Data entries:
————

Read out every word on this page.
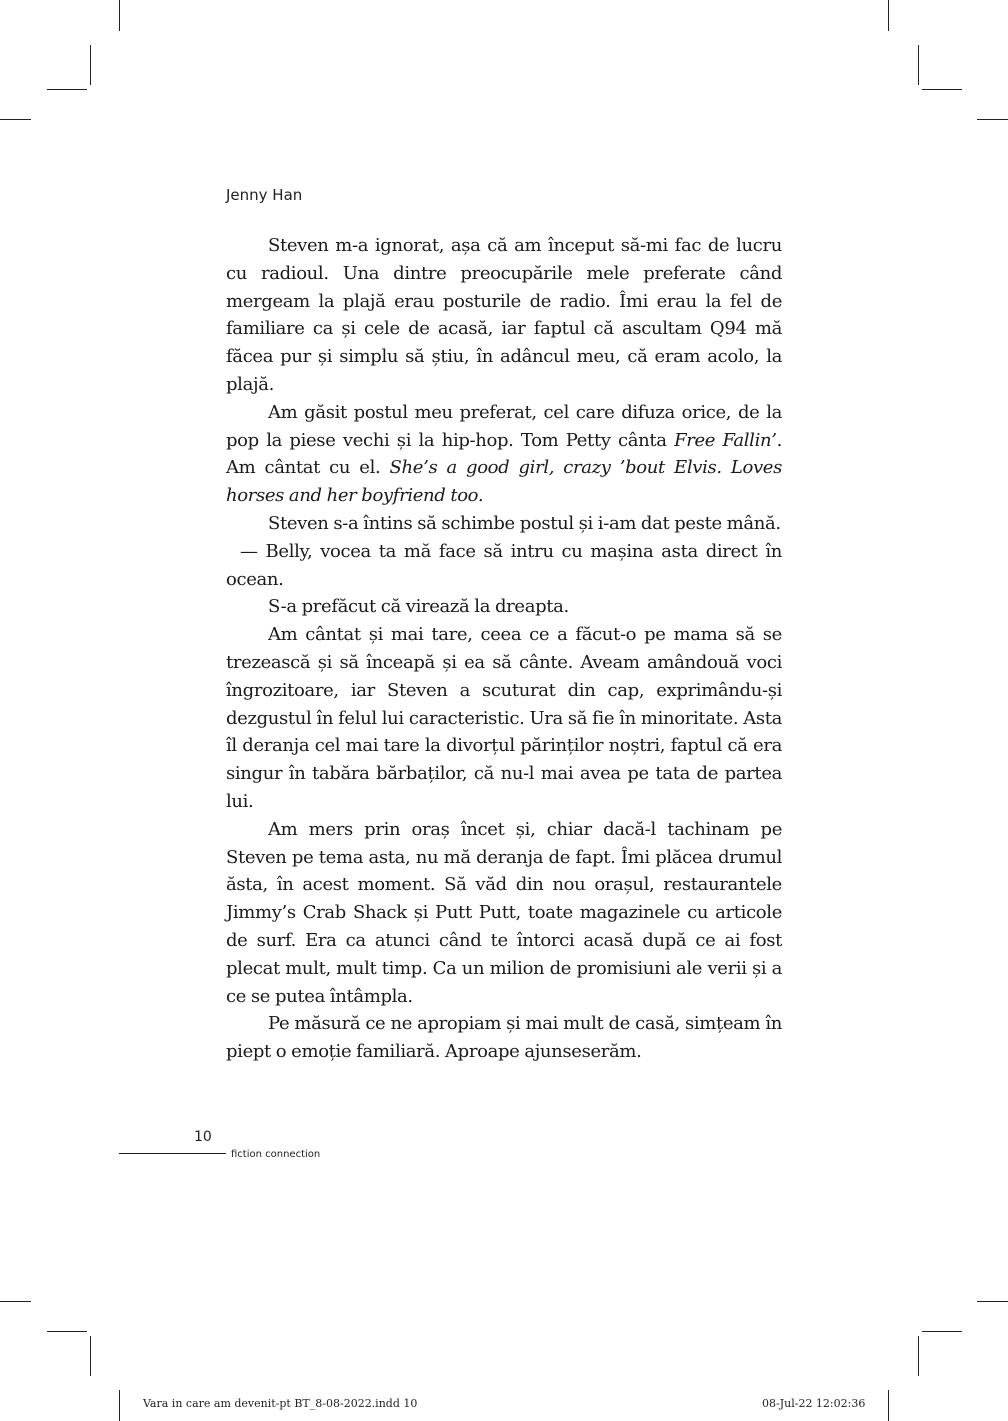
Jenny Han

Steven m-a ignorat, așa că am început să-mi fac de lucru cu radioul. Una dintre preocupările mele preferate când mergeam la plajă erau posturile de radio. Îmi erau la fel de familiare ca și cele de acasă, iar faptul că ascultam Q94 mă făcea pur și simplu să știu, în adâncul meu, că eram acolo, la plajă.

Am găsit postul meu preferat, cel care difuza orice, de la pop la piese vechi și la hip-hop. Tom Petty cânta Free Fallin’. Am cântat cu el. She’s a good girl, crazy ’bout Elvis. Loves horses and her boyfriend too.

Steven s-a întins să schimbe postul și i-am dat peste mână.

— Belly, vocea ta mă face să intru cu mașina asta direct în ocean.

S-a prefăcut că virează la dreapta.

Am cântat și mai tare, ceea ce a făcut-o pe mama să se trezească și să înceapă și ea să cânte. Aveam amândouă voci îngrozitoare, iar Steven a scuturat din cap, exprimându-și dezgustul în felul lui caracteristic. Ura să fie în minoritate. Asta îl deranja cel mai tare la divorțul părinților noștri, faptul că era singur în tabăra bărbaților, că nu-l mai avea pe tata de partea lui.

Am mers prin oraș încet și, chiar dacă-l tachinam pe Steven pe tema asta, nu mă deranja de fapt. Îmi plăcea drumul ăsta, în acest moment. Să văd din nou orașul, restaurantele Jimmy’s Crab Shack și Putt Putt, toate magazinele cu articole de surf. Era ca atunci când te întorci acasă după ce ai fost plecat mult, mult timp. Ca un milion de promisiuni ale verii și a ce se putea întâmpla.

Pe măsură ce ne apropiam și mai mult de casă, simțeam în piept o emoție familiară. Aproape ajunseserăm.

10
fiction connection
Vara in care am devenit-pt BT_8-08-2022.indd 10	08-Jul-22 12:02:36
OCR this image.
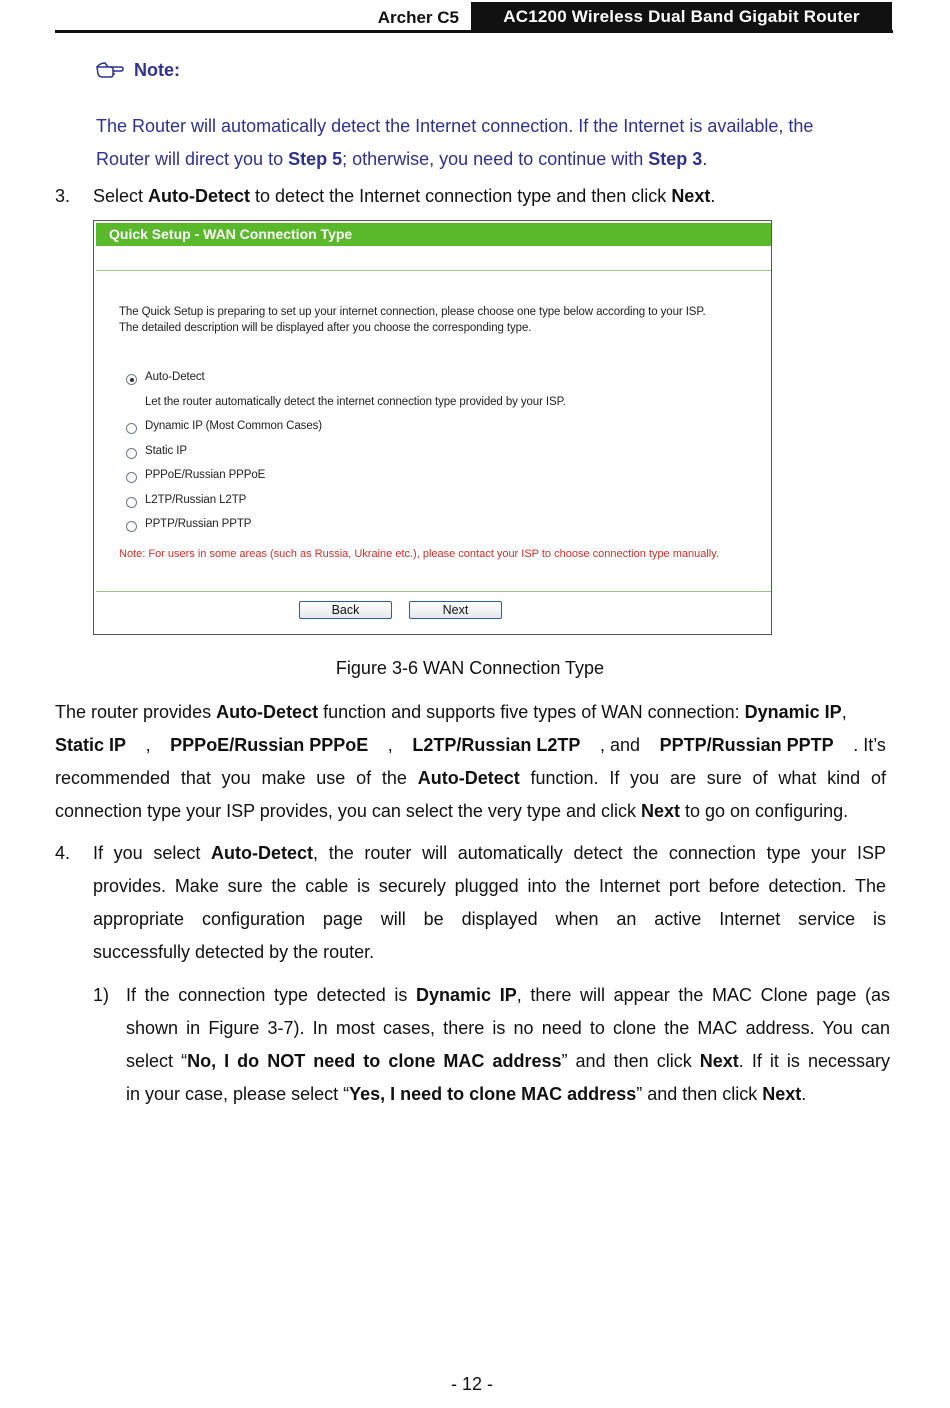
Archer C5	AC1200 Wireless Dual Band Gigabit Router
Note:
The Router will automatically detect the Internet connection. If the Internet is available, the
Router will direct you to Step 5; otherwise, you need to continue with Step 3.
3. Select Auto-Detect to detect the Internet connection type and then click Next.
Quick Setup - WAN Connection Type
The Quick Setup is preparing to set up your internet connection, please choose one type below according to your ISP.
The detailed description will be displayed after you choose the corresponding type.
Auto-Detect
Let the router automatically detect the internet connection type provided by your ISP.
Dynamic IP (Most Common Cases)
Static IP
PPPoE/Russian PPPoE
L2TP/Russian L2TP
PPTP/Russian PPTP
Note: For users in some areas (such as Russia, Ukraine etc.), please contact your ISP to choose connection type manually.
Back	Next
Figure 3-6 WAN Connection Type
The router provides Auto-Detect function and supports five types of WAN connection: Dynamic IP,
Static IP , PPPoE/Russian PPPoE , L2TP/Russian L2TP , and PPTP/Russian PPTP . It’s
recommended that you make use of the Auto-Detect function. If you are sure of what kind of
connection type your ISP provides, you can select the very type and click Next to go on configuring.
4. If you select Auto-Detect, the router will automatically detect the connection type your ISP
provides. Make sure the cable is securely plugged into the Internet port before detection. The
appropriate configuration page will be displayed when an active Internet service is
successfully detected by the router.
1) If the connection type detected is Dynamic IP, there will appear the MAC Clone page (as
shown in Figure 3-7). In most cases, there is no need to clone the MAC address. You can
select “No, I do NOT need to clone MAC address” and then click Next. If it is necessary
in your case, please select “Yes, I need to clone MAC address” and then click Next.
- 12 -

————

> Do this: Repeat the full listing above exactly, with no pictures in the copy.

> Response:
Read out every word on this page.
Jenny Han

Steven m-a ignorat, așa că am început să-mi fac de lucru cu radioul. Una dintre preocupările mele preferate când mergeam la plajă erau posturile de radio. Îmi erau la fel de familiare ca și cele de acasă, iar faptul că ascultam Q94 mă făcea pur și simplu să știu, în adâncul meu, că eram acolo, la plajă.

Am găsit postul meu preferat, cel care difuza orice, de la pop la piese vechi și la hip-hop. Tom Petty cânta Free Fallin’. Am cântat cu el. She’s a good girl, crazy ’bout Elvis. Loves horses and her boyfriend too.

Steven s-a întins să schimbe postul și i-am dat peste mână.

— Belly, vocea ta mă face să intru cu mașina asta direct în ocean.

S-a prefăcut că virează la dreapta.

Am cântat și mai tare, ceea ce a făcut-o pe mama să se trezească și să înceapă și ea să cânte. Aveam amândouă voci îngrozitoare, iar Steven a scuturat din cap, exprimându-și dezgustul în felul lui caracteristic. Ura să fie în minoritate. Asta îl deranja cel mai tare la divorțul părinților noștri, faptul că era singur în tabăra bărbaților, că nu-l mai avea pe tata de partea lui.

Am mers prin oraș încet și, chiar dacă-l tachinam pe Steven pe tema asta, nu mă deranja de fapt. Îmi plăcea drumul ăsta, în acest moment. Să văd din nou orașul, restaurantele Jimmy’s Crab Shack și Putt Putt, toate magazinele cu articole de surf. Era ca atunci când te întorci acasă după ce ai fost plecat mult, mult timp. Ca un milion de promisiuni ale verii și a ce se putea întâmpla.

Pe măsură ce ne apropiam și mai mult de casă, simțeam în piept o emoție familiară. Aproape ajunseserăm.

10
fiction connection
Vara in care am devenit-pt BT_8-08-2022.indd 10	08-Jul-22 12:02:36
OCR this image.
Archer C5	AC1200 Wireless Dual Band Gigabit Router
Note:
The Router will automatically detect the Internet connection. If the Internet is available, the
Router will direct you to Step 5; otherwise, you need to continue with Step 3.
3. Select Auto-Detect to detect the Internet connection type and then click Next.
Quick Setup - WAN Connection Type
The Quick Setup is preparing to set up your internet connection, please choose one type below according to your ISP.
The detailed description will be displayed after you choose the corresponding type.
Auto-Detect
Let the router automatically detect the internet connection type provided by your ISP.
Dynamic IP (Most Common Cases)
Static IP
PPPoE/Russian PPPoE
L2TP/Russian L2TP
PPTP/Russian PPTP
Note: For users in some areas (such as Russia, Ukraine etc.), please contact your ISP to choose connection type manually.
Back	Next
Figure 3-6 WAN Connection Type
The router provides Auto-Detect function and supports five types of WAN connection: Dynamic IP,
Static IP , PPPoE/Russian PPPoE , L2TP/Russian L2TP , and PPTP/Russian PPTP . It’s
recommended that you make use of the Auto-Detect function. If you are sure of what kind of
connection type your ISP provides, you can select the very type and click Next to go on configuring.
4. If you select Auto-Detect, the router will automatically detect the connection type your ISP
provides. Make sure the cable is securely plugged into the Internet port before detection. The
appropriate configuration page will be displayed when an active Internet service is
successfully detected by the router.
1) If the connection type detected is Dynamic IP, there will appear the MAC Clone page (as
shown in Figure 3-7). In most cases, there is no need to clone the MAC address. You can
select “No, I do NOT need to clone MAC address” and then click Next. If it is necessary
in your case, please select “Yes, I need to clone MAC address” and then click Next.
- 12 -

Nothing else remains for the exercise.